→ Problem statement:
Leave the pictures out. Return all other data exactly.

:: The records ::

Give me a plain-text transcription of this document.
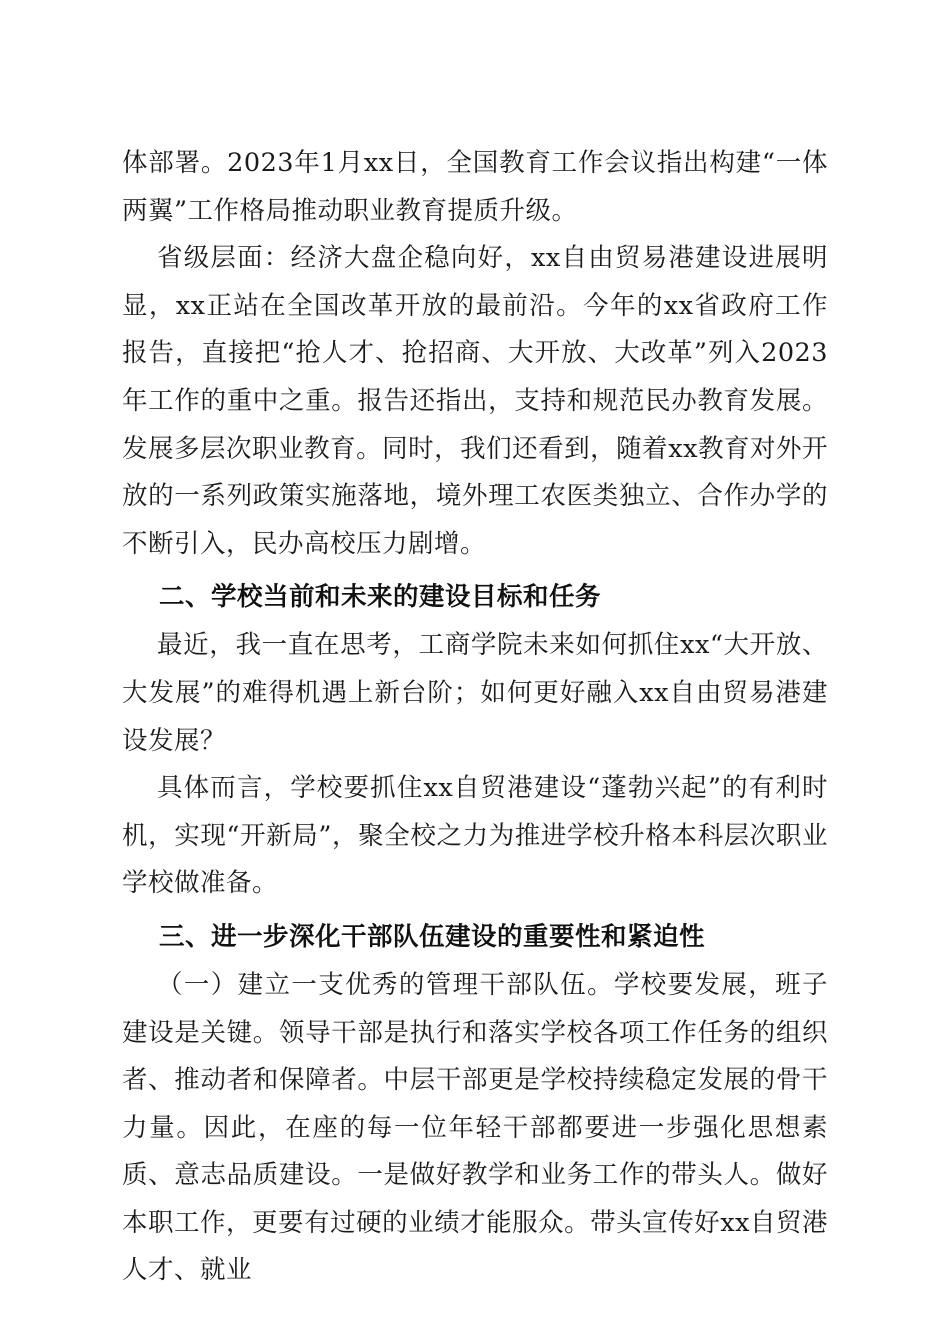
体部署。2023年1月xx日，全国教育工作会议指出构建“一体两翼”工作格局推动职业教育提质升级。

省级层面：经济大盘企稳向好，xx自由贸易港建设进展明显，xx正站在全国改革开放的最前沿。今年的xx省政府工作报告，直接把“抢人才、抢招商、大开放、大改革”列入2023年工作的重中之重。报告还指出，支持和规范民办教育发展。发展多层次职业教育。同时，我们还看到，随着xx教育对外开放的一系列政策实施落地，境外理工农医类独立、合作办学的不断引入，民办高校压力剧增。

二、学校当前和未来的建设目标和任务

最近，我一直在思考，工商学院未来如何抓住xx“大开放、大发展”的难得机遇上新台阶；如何更好融入xx自由贸易港建设发展？

具体而言，学校要抓住xx自贸港建设“蓬勃兴起”的有利时机，实现“开新局”，聚全校之力为推进学校升格本科层次职业学校做准备。

三、进一步深化干部队伍建设的重要性和紧迫性

（一）建立一支优秀的管理干部队伍。学校要发展，班子建设是关键。领导干部是执行和落实学校各项工作任务的组织者、推动者和保障者。中层干部更是学校持续稳定发展的骨干力量。因此，在座的每一位年轻干部都要进一步强化思想素质、意志品质建设。一是做好教学和业务工作的带头人。做好本职工作，更要有过硬的业绩才能服众。带头宣传好xx自贸港人才、就业
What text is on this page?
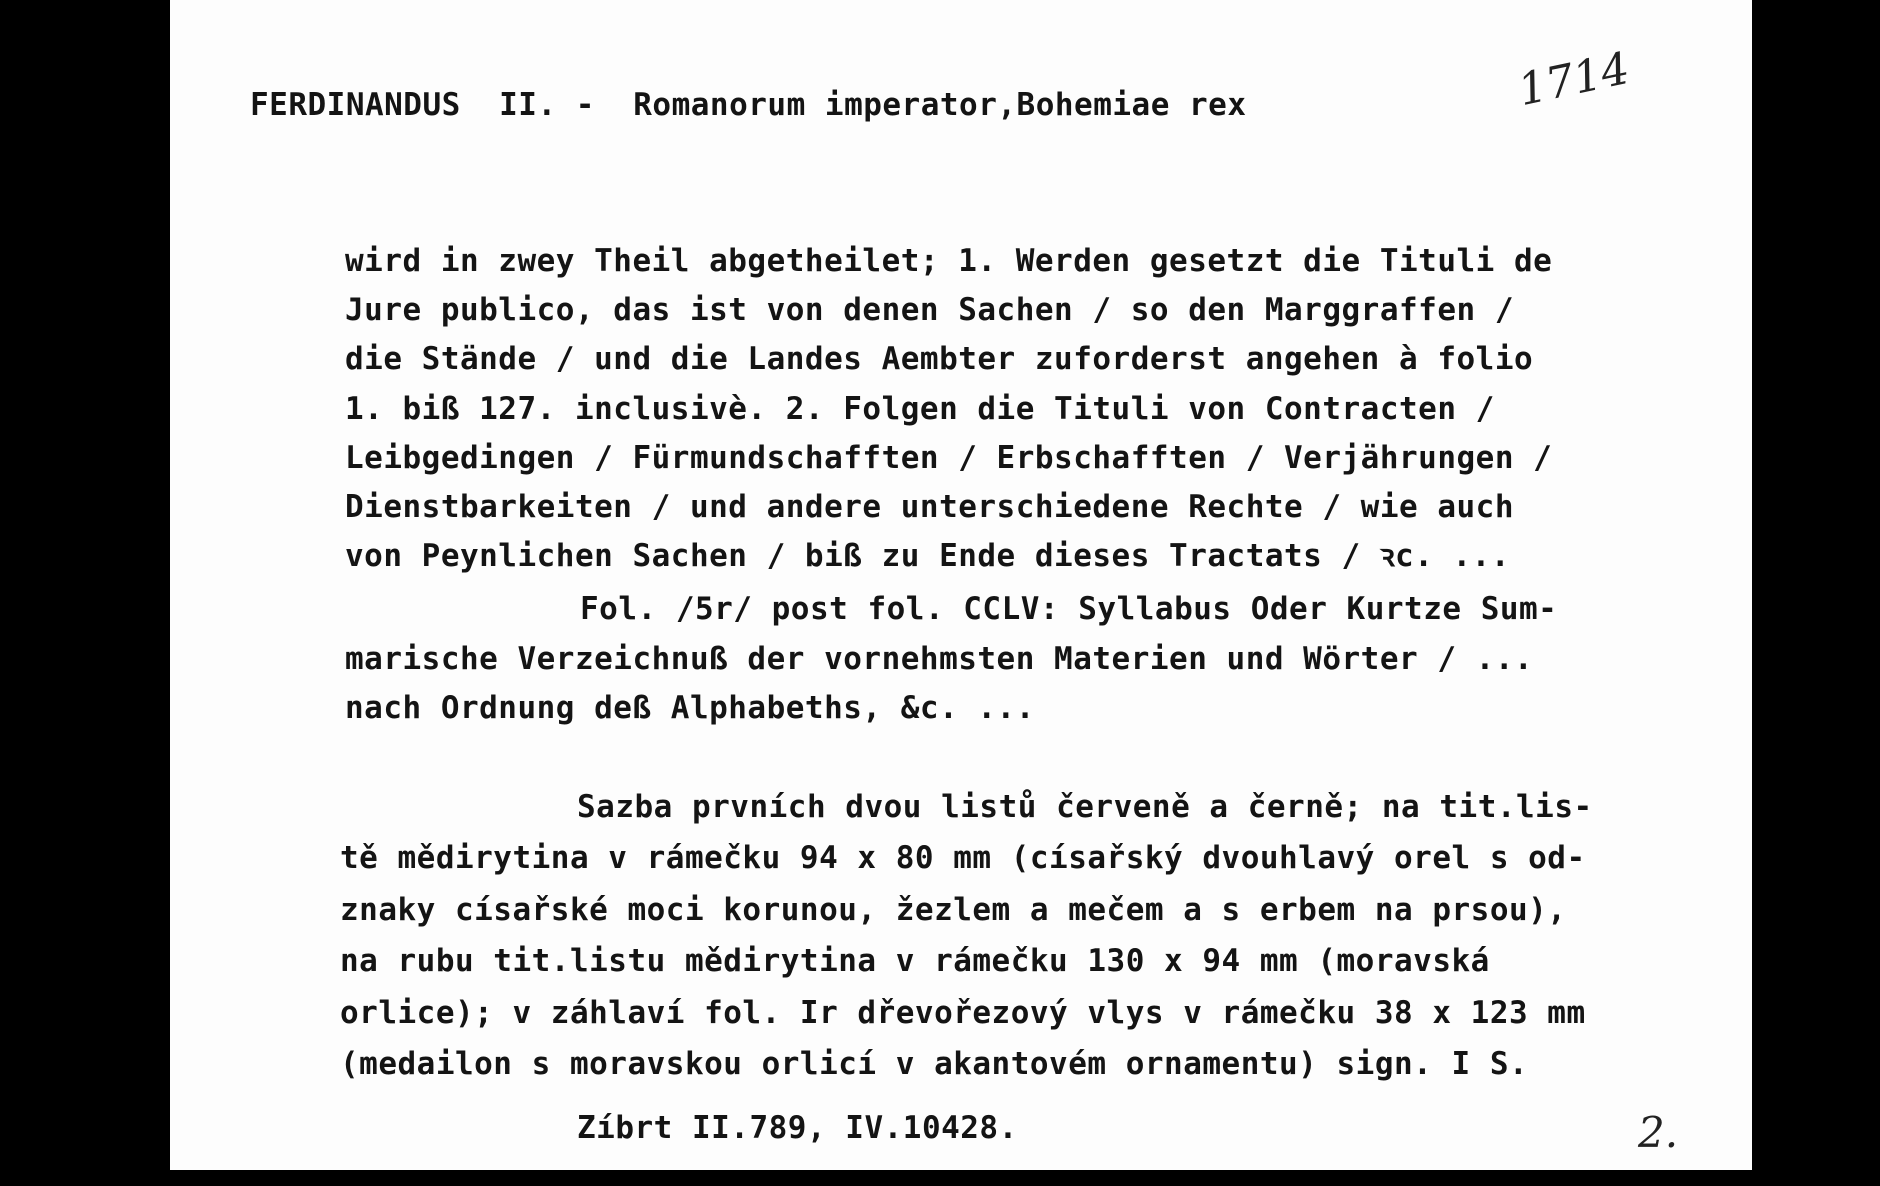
FERDINANDUS  II. -  Romanorum imperator,Bohemiae rex	1714
wird in zwey Theil abgetheilet; 1. Werden gesetzt die Tituli de
Jure publico, das ist von denen Sachen / so den Marggraffen /
die Stände / und die Landes Aembter zuforderst angehen à folio
1. biß 127. inclusivè. 2. Folgen die Tituli von Contracten /
Leibgedingen / Fürmundschafften / Erbschafften / Verjährungen /
Dienstbarkeiten / und andere unterschiedene Rechte / wie auch
von Peynlichen Sachen / biß zu Ende dieses Tractats / ꝛc. ...
Fol. /5r/ post fol. CCLV: Syllabus Oder Kurtze Sum-
marische Verzeichnuß der vornehmsten Materien und Wörter / ...
nach Ordnung deß Alphabeths, &c. ...
Sazba prvních dvou listů červeně a černě; na tit.lis-
tě mědirytina v rámečku 94 x 80 mm (císařský dvouhlavý orel s od-
znaky císařské moci korunou, žezlem a mečem a s erbem na prsou),
na rubu tit.listu mědirytina v rámečku 130 x 94 mm (moravská
orlice); v záhlaví fol. Ir dřevořezový vlys v rámečku 38 x 123 mm
(medailon s moravskou orlicí v akantovém ornamentu) sign. I S.
Zíbrt II.789, IV.10428.	2.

:::

→ Answer to the problem:
Give me a plain-text transcription of this document.
体部署。2023年1月xx日，全国教育工作会议指出构建“一体两翼”工作格局推动职业教育提质升级。

省级层面：经济大盘企稳向好，xx自由贸易港建设进展明显，xx正站在全国改革开放的最前沿。今年的xx省政府工作报告，直接把“抢人才、抢招商、大开放、大改革”列入2023年工作的重中之重。报告还指出，支持和规范民办教育发展。发展多层次职业教育。同时，我们还看到，随着xx教育对外开放的一系列政策实施落地，境外理工农医类独立、合作办学的不断引入，民办高校压力剧增。

二、学校当前和未来的建设目标和任务

最近，我一直在思考，工商学院未来如何抓住xx“大开放、大发展”的难得机遇上新台阶；如何更好融入xx自由贸易港建设发展？

具体而言，学校要抓住xx自贸港建设“蓬勃兴起”的有利时机，实现“开新局”，聚全校之力为推进学校升格本科层次职业学校做准备。

三、进一步深化干部队伍建设的重要性和紧迫性

（一）建立一支优秀的管理干部队伍。学校要发展，班子建设是关键。领导干部是执行和落实学校各项工作任务的组织者、推动者和保障者。中层干部更是学校持续稳定发展的骨干力量。因此，在座的每一位年轻干部都要进一步强化思想素质、意志品质建设。一是做好教学和业务工作的带头人。做好本职工作，更要有过硬的业绩才能服众。带头宣传好xx自贸港人才、就业
What text is on this page?
FERDINANDUS  II. -  Romanorum imperator,Bohemiae rex	1714
wird in zwey Theil abgetheilet; 1. Werden gesetzt die Tituli de
Jure publico, das ist von denen Sachen / so den Marggraffen /
die Stände / und die Landes Aembter zuforderst angehen à folio
1. biß 127. inclusivè. 2. Folgen die Tituli von Contracten /
Leibgedingen / Fürmundschafften / Erbschafften / Verjährungen /
Dienstbarkeiten / und andere unterschiedene Rechte / wie auch
von Peynlichen Sachen / biß zu Ende dieses Tractats / ꝛc. ...
Fol. /5r/ post fol. CCLV: Syllabus Oder Kurtze Sum-
marische Verzeichnuß der vornehmsten Materien und Wörter / ...
nach Ordnung deß Alphabeths, &c. ...
Sazba prvních dvou listů červeně a černě; na tit.lis-
tě mědirytina v rámečku 94 x 80 mm (císařský dvouhlavý orel s od-
znaky císařské moci korunou, žezlem a mečem a s erbem na prsou),
na rubu tit.listu mědirytina v rámečku 130 x 94 mm (moravská
orlice); v záhlaví fol. Ir dřevořezový vlys v rámečku 38 x 123 mm
(medailon s moravskou orlicí v akantovém ornamentu) sign. I S.
Zíbrt II.789, IV.10428.	2.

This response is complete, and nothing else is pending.